**** Provided records

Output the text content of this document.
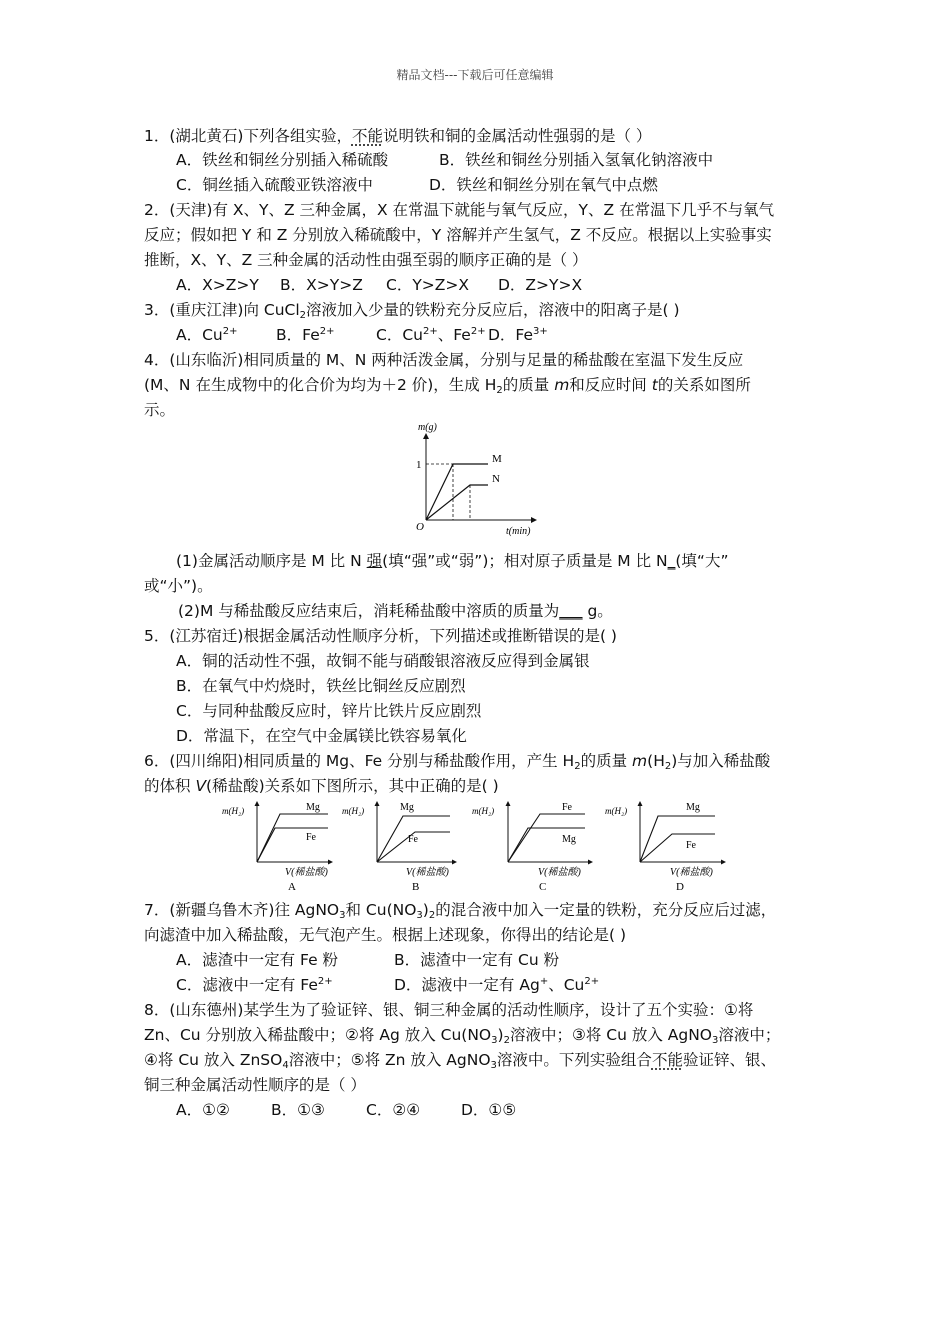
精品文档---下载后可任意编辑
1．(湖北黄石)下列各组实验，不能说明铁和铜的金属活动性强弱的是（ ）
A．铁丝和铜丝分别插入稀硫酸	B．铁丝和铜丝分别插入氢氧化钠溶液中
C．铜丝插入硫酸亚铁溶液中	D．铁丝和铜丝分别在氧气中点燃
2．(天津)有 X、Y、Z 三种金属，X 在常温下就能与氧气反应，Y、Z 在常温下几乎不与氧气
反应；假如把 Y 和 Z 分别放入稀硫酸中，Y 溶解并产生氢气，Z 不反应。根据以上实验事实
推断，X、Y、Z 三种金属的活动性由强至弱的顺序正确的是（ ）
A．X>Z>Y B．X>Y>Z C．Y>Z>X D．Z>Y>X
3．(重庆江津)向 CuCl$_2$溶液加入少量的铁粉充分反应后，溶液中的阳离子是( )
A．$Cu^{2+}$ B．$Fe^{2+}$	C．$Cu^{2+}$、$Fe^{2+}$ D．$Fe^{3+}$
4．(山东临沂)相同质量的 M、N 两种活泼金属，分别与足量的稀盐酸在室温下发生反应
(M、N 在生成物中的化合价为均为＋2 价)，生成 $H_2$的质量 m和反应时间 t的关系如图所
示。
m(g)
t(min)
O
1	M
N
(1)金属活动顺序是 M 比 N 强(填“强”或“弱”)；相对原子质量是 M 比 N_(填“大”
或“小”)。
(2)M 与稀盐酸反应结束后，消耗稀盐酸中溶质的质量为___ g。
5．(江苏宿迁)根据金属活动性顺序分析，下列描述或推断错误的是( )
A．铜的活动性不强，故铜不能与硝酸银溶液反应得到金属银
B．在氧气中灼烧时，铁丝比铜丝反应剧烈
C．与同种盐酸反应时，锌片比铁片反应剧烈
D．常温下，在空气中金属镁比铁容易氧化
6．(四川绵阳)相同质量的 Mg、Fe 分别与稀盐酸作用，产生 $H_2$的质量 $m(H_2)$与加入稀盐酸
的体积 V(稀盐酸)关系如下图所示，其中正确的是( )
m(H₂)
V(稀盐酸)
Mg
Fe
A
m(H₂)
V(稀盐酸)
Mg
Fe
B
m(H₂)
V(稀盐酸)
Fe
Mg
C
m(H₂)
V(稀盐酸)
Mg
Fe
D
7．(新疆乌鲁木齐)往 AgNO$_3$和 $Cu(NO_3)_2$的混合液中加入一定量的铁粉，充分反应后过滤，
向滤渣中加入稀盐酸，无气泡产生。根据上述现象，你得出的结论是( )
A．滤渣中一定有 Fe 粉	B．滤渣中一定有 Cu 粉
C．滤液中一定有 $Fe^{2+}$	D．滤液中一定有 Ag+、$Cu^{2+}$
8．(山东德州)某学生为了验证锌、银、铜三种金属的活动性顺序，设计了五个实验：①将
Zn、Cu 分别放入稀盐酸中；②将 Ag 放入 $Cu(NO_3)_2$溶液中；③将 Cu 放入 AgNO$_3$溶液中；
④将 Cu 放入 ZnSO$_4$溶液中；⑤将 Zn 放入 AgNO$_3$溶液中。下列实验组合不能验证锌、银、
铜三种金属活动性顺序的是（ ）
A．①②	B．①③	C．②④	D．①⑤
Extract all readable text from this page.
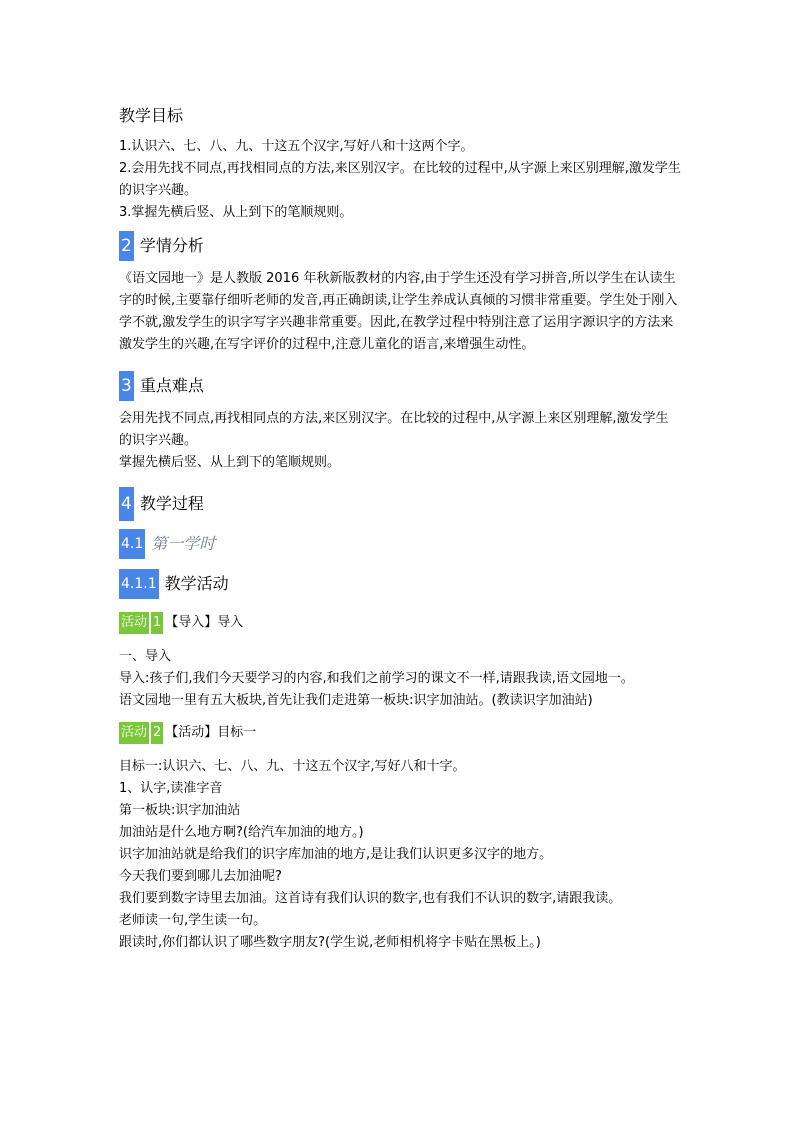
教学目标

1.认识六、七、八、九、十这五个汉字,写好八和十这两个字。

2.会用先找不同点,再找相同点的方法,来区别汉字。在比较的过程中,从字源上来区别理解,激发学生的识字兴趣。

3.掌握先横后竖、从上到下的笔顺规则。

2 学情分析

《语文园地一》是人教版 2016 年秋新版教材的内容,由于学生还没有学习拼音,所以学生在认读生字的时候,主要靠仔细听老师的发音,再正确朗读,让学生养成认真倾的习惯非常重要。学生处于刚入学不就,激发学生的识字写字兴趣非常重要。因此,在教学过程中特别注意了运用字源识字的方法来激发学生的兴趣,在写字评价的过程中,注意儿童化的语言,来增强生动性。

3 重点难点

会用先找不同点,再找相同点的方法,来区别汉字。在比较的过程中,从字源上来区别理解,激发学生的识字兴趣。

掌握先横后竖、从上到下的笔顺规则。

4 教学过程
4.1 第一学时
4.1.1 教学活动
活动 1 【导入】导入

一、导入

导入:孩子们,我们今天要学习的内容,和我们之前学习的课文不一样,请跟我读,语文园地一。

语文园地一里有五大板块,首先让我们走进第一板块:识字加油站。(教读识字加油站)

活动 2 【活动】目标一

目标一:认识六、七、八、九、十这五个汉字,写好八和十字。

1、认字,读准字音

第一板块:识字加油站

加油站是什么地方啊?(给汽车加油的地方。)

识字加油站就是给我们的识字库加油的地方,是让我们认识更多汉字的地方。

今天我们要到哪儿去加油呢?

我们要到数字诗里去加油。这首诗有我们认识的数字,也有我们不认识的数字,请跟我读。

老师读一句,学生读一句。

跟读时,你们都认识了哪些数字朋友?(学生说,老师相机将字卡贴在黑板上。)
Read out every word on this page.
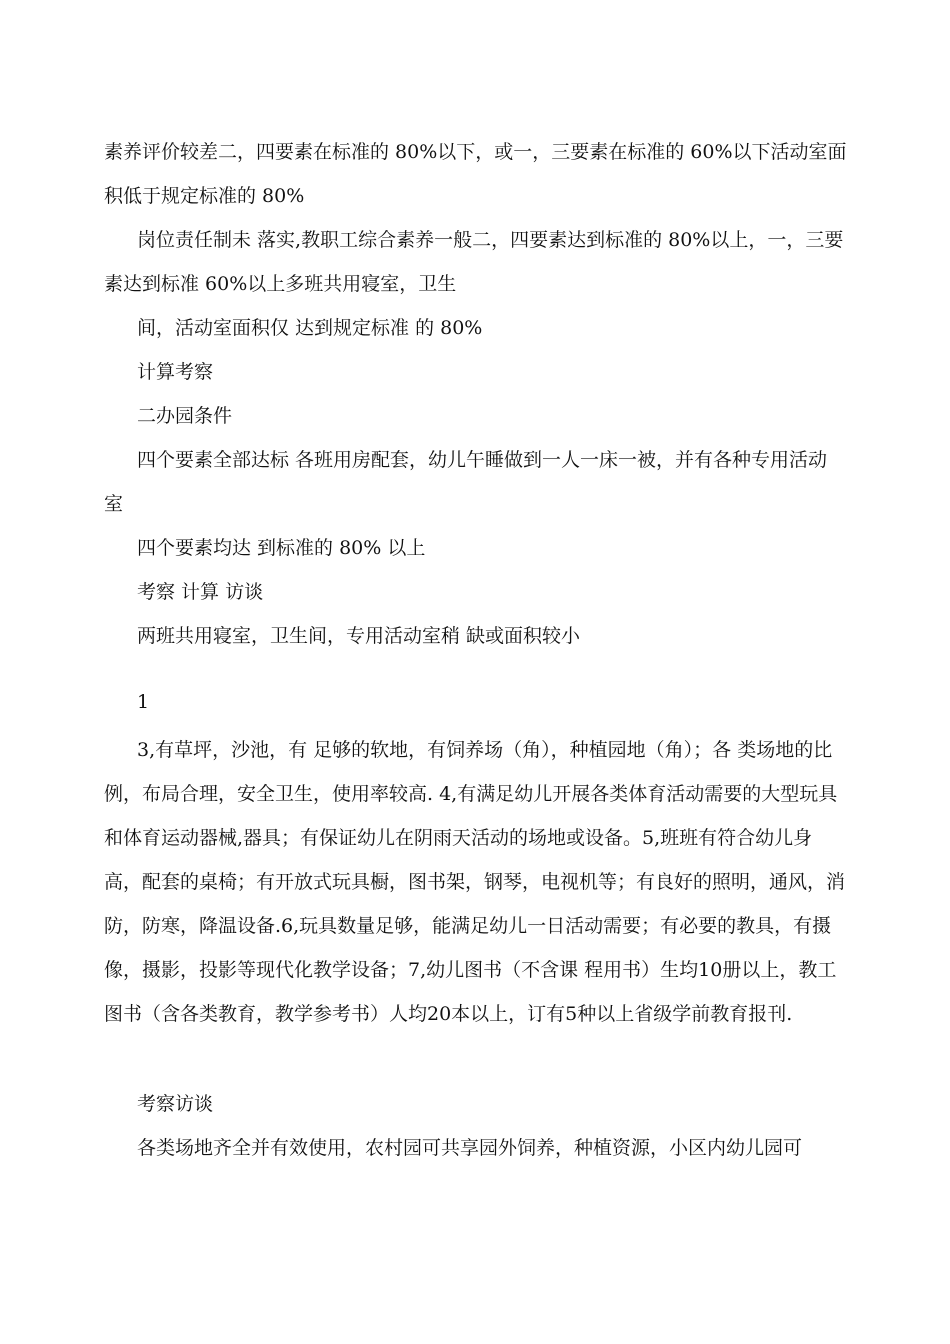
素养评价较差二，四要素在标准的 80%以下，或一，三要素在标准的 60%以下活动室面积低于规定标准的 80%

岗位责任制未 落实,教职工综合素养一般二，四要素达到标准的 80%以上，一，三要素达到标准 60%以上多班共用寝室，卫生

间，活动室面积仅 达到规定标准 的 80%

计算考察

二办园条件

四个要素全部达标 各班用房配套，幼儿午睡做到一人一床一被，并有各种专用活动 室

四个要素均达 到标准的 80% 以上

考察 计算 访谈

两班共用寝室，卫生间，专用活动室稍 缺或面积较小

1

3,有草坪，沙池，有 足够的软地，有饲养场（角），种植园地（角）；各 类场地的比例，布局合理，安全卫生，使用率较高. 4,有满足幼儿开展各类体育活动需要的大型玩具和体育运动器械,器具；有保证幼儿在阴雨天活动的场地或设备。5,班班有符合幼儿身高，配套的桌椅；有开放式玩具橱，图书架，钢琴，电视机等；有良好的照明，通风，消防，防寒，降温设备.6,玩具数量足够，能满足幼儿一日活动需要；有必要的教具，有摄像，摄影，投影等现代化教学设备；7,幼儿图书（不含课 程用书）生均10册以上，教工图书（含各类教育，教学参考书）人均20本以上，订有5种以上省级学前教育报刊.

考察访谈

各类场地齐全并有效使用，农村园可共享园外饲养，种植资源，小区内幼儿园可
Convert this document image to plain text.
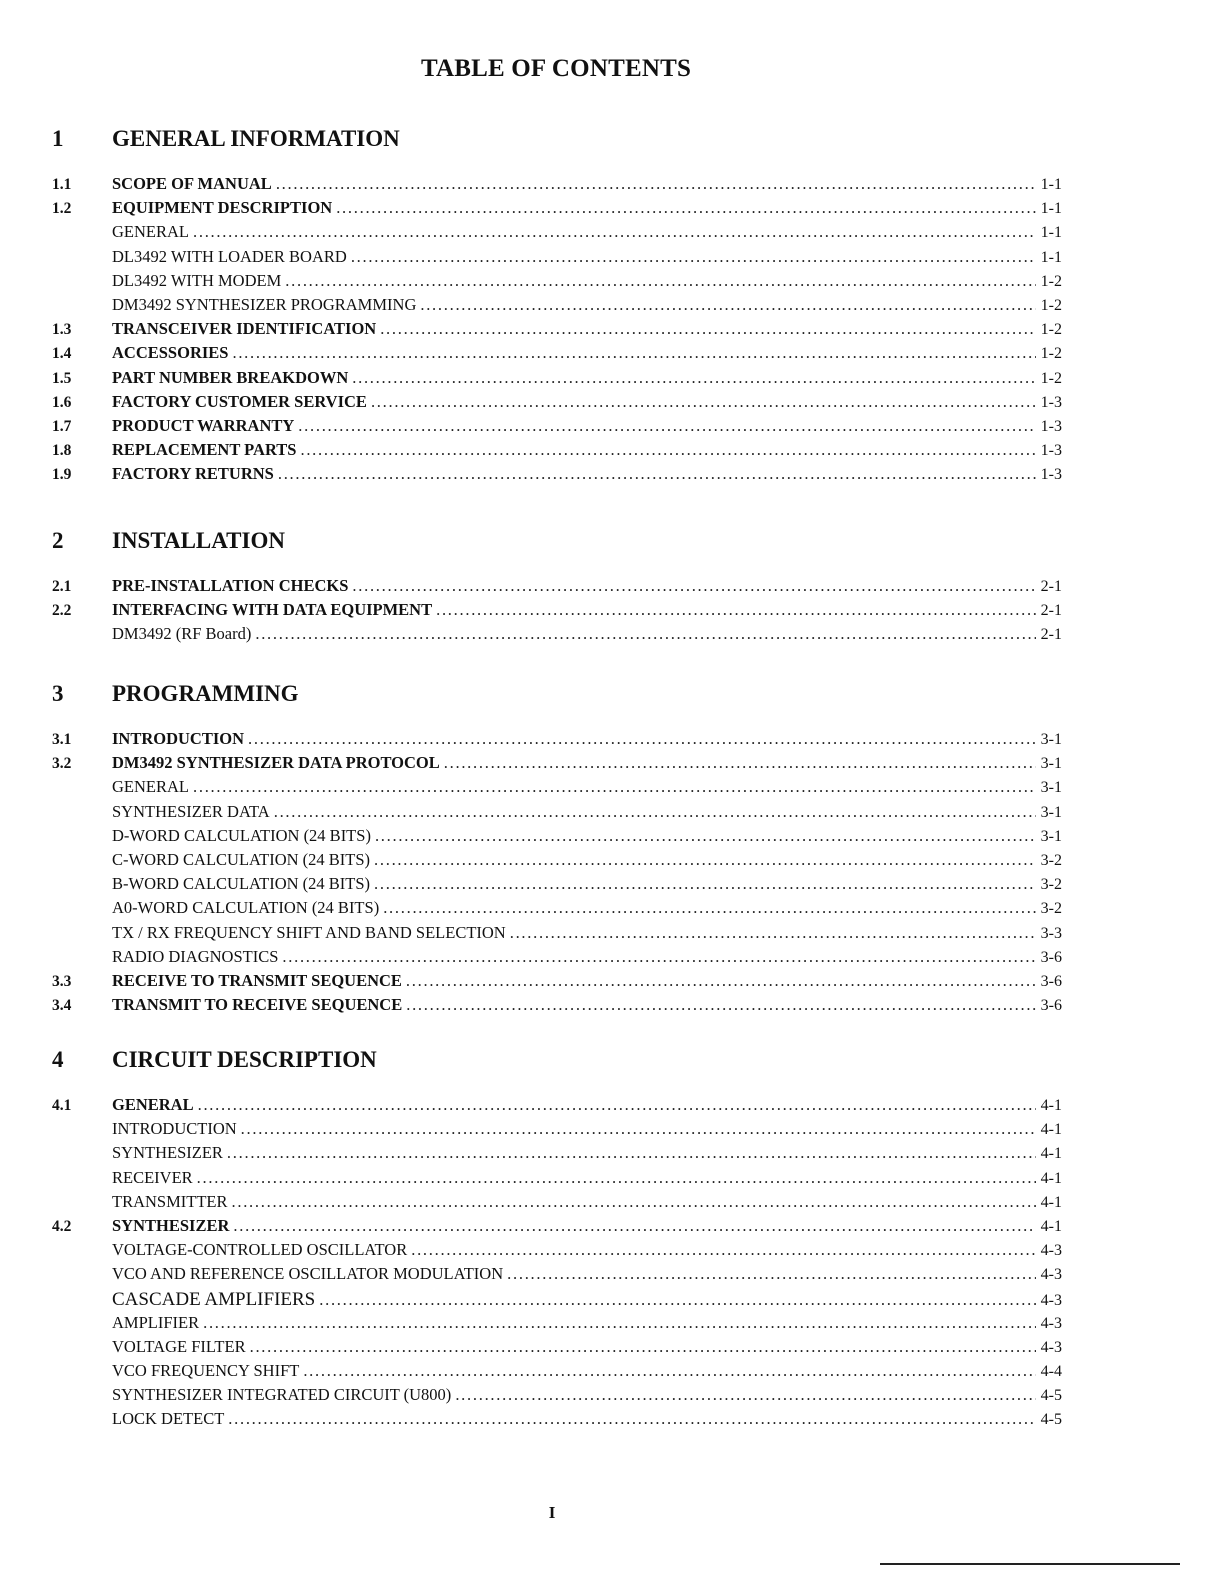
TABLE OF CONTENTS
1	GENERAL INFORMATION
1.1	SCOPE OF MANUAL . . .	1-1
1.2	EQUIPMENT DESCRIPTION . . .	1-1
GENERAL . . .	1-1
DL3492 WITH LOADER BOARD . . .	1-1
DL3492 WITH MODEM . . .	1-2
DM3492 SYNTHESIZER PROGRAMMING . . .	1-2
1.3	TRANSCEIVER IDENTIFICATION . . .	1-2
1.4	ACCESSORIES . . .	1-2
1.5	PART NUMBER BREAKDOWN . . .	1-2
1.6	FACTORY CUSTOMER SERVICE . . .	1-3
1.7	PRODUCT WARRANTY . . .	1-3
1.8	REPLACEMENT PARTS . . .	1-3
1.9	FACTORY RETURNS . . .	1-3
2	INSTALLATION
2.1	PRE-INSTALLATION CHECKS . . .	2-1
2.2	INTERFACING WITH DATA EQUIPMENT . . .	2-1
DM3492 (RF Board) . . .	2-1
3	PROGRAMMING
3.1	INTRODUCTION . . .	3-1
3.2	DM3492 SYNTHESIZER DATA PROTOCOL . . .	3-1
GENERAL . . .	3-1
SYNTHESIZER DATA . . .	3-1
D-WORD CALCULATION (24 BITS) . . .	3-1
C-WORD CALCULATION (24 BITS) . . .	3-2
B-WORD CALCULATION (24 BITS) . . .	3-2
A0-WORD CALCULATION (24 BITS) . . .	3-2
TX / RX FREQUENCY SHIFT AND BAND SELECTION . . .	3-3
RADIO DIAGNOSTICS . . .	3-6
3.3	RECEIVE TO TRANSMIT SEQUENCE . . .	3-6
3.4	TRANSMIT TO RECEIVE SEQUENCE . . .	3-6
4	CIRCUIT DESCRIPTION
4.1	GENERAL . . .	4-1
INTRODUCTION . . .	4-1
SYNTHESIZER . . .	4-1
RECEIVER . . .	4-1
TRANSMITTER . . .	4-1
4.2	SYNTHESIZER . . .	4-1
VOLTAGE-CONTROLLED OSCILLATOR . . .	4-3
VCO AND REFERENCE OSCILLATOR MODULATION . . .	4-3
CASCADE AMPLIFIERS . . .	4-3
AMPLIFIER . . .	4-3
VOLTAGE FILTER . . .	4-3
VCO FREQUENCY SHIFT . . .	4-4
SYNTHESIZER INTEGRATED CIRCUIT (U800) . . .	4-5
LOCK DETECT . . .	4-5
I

********

> Problem requirements
Write out every line of the listing that holds the word "请跟我读".

> Output of the task
导入:孩子们,我们今天要学习的内容,和我们之前学习的课文不一样,请跟我读,语文园地一。
我们要到数字诗里去加油。这首诗有我们认识的数字,也有我们不认识的数字,请跟我读。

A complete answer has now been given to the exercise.